EXERCISE TASK >> Return all lines in the material below that contain "from".

+-------+

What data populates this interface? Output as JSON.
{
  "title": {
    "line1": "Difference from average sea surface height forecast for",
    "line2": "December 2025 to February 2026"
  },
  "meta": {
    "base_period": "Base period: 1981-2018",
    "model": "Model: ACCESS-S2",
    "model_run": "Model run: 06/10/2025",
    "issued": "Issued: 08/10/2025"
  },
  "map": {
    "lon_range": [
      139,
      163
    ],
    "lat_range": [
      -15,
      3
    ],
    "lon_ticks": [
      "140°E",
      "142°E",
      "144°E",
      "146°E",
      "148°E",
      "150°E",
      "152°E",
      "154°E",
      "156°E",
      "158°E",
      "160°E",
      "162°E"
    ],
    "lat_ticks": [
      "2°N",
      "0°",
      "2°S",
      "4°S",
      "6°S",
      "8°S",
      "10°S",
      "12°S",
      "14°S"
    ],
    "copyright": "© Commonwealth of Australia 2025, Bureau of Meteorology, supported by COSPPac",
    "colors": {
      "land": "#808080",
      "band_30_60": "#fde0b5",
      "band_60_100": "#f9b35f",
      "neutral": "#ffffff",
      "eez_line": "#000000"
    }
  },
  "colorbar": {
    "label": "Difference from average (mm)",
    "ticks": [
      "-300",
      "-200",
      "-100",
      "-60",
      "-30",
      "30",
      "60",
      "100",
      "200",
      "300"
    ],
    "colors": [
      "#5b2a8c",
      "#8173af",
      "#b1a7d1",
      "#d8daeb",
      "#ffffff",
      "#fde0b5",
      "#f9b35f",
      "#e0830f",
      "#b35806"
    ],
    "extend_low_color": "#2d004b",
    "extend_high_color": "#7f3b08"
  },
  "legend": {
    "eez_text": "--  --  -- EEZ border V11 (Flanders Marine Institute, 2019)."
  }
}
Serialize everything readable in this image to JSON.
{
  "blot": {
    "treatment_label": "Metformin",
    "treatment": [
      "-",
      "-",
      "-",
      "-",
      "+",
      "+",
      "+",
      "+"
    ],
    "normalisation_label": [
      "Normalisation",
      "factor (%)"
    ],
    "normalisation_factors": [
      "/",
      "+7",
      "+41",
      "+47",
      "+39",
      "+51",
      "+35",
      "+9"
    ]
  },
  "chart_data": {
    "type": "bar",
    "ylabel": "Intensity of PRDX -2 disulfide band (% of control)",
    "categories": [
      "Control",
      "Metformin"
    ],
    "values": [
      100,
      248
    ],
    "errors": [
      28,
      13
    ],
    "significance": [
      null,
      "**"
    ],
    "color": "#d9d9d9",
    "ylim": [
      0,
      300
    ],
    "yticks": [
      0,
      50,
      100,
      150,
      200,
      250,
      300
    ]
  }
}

+-------+

COMPLETED EXERCISE >>
    "line1": "Difference from average sea surface height forecast for",
    "label": "Difference from average (mm)",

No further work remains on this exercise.